Task to carry out: Count the lines in the data below where the string "Clément" occurs, please, and give the number alone.

Material provided:
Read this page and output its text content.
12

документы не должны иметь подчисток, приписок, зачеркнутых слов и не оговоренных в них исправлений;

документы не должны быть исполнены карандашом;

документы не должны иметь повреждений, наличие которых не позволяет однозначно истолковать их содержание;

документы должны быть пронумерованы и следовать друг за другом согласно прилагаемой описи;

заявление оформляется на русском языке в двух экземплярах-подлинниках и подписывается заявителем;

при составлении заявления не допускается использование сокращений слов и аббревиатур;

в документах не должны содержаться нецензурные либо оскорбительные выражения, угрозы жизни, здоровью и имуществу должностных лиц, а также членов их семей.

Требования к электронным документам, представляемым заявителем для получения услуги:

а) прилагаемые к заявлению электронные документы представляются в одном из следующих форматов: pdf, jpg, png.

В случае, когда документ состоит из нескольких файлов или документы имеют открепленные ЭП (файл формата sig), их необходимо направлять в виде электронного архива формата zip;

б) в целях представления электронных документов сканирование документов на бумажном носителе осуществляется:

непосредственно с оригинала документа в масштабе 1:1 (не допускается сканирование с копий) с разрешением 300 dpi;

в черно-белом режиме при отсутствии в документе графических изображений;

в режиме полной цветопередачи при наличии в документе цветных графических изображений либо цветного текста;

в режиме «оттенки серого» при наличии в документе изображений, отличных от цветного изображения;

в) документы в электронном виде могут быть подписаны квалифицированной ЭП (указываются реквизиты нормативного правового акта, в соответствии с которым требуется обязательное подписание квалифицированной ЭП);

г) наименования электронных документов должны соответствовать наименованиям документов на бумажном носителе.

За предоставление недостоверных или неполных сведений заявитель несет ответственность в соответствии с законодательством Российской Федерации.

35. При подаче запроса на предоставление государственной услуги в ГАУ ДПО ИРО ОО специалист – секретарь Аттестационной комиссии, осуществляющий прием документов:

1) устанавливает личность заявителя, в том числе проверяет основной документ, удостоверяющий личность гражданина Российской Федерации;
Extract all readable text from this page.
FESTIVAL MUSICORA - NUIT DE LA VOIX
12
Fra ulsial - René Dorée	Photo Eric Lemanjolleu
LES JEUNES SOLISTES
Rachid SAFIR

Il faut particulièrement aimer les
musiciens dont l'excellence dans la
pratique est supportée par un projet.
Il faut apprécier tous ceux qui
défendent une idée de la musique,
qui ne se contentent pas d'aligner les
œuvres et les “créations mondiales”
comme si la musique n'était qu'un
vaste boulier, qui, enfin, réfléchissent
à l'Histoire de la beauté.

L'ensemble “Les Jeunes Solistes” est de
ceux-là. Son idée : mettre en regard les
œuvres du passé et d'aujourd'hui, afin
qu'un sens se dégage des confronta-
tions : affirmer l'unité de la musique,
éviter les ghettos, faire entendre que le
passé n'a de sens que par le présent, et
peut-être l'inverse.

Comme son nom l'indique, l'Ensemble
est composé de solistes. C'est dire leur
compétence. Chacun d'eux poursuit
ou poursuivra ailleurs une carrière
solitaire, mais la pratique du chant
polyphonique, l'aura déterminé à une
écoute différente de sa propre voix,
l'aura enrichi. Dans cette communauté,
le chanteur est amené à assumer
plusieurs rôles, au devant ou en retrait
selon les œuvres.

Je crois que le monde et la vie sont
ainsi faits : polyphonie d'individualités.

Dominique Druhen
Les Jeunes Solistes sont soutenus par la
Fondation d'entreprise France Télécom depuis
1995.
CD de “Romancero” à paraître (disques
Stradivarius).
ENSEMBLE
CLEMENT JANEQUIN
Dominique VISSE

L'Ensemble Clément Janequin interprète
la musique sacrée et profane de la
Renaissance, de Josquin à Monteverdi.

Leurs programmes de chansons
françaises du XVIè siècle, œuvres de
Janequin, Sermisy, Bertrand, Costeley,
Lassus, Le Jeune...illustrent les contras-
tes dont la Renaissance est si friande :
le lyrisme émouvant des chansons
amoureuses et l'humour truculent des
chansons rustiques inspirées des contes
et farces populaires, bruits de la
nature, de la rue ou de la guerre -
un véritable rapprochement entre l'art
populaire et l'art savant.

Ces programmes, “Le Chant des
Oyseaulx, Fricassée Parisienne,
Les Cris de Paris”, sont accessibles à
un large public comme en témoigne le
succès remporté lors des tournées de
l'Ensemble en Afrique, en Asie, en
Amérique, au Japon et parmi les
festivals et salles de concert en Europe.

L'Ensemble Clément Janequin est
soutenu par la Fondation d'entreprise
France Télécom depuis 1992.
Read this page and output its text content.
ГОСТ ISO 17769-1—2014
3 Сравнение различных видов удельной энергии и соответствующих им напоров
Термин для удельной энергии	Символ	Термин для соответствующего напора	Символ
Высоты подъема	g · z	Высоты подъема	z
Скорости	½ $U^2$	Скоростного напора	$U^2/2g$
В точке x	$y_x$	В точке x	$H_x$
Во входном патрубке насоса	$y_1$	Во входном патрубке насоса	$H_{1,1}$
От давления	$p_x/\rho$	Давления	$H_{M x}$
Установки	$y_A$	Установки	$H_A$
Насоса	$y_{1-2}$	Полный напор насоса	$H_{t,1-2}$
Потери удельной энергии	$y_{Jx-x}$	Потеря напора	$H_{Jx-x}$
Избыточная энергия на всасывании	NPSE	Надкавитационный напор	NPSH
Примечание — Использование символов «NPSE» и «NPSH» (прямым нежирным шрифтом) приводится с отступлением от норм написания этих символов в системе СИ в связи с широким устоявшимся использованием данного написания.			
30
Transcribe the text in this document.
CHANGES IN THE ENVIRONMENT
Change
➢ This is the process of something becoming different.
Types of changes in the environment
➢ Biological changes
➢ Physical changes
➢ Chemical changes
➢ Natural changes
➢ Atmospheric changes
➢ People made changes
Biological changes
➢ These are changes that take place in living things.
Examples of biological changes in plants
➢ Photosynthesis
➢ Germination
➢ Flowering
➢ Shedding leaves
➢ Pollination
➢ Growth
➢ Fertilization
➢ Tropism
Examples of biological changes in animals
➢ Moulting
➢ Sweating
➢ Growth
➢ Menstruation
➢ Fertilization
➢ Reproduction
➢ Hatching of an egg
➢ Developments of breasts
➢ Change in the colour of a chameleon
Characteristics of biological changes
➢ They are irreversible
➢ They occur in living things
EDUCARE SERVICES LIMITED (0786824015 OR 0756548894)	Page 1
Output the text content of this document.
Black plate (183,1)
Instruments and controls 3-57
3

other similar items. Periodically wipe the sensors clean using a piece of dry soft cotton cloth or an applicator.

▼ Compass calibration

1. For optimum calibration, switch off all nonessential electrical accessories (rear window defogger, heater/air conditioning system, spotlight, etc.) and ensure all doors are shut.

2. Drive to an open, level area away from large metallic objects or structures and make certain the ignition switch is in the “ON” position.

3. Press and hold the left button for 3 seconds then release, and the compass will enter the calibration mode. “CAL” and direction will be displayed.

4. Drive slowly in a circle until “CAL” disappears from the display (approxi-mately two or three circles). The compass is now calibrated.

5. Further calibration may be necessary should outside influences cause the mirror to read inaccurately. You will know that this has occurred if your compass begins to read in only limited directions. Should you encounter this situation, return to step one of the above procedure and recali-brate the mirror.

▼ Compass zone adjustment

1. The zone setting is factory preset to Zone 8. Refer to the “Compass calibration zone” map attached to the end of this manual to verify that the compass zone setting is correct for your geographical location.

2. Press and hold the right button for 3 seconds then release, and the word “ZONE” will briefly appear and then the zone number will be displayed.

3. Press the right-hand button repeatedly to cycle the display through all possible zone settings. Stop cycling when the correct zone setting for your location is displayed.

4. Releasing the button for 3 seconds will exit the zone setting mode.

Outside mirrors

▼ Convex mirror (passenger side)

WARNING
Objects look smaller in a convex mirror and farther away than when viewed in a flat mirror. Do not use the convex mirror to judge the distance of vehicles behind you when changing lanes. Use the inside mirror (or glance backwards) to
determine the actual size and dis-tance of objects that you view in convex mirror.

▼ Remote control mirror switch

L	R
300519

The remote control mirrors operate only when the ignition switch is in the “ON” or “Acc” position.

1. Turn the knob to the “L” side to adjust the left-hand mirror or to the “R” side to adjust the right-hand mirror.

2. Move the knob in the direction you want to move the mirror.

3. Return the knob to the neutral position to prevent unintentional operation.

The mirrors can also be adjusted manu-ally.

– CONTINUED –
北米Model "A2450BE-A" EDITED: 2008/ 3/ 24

Response to the task: 2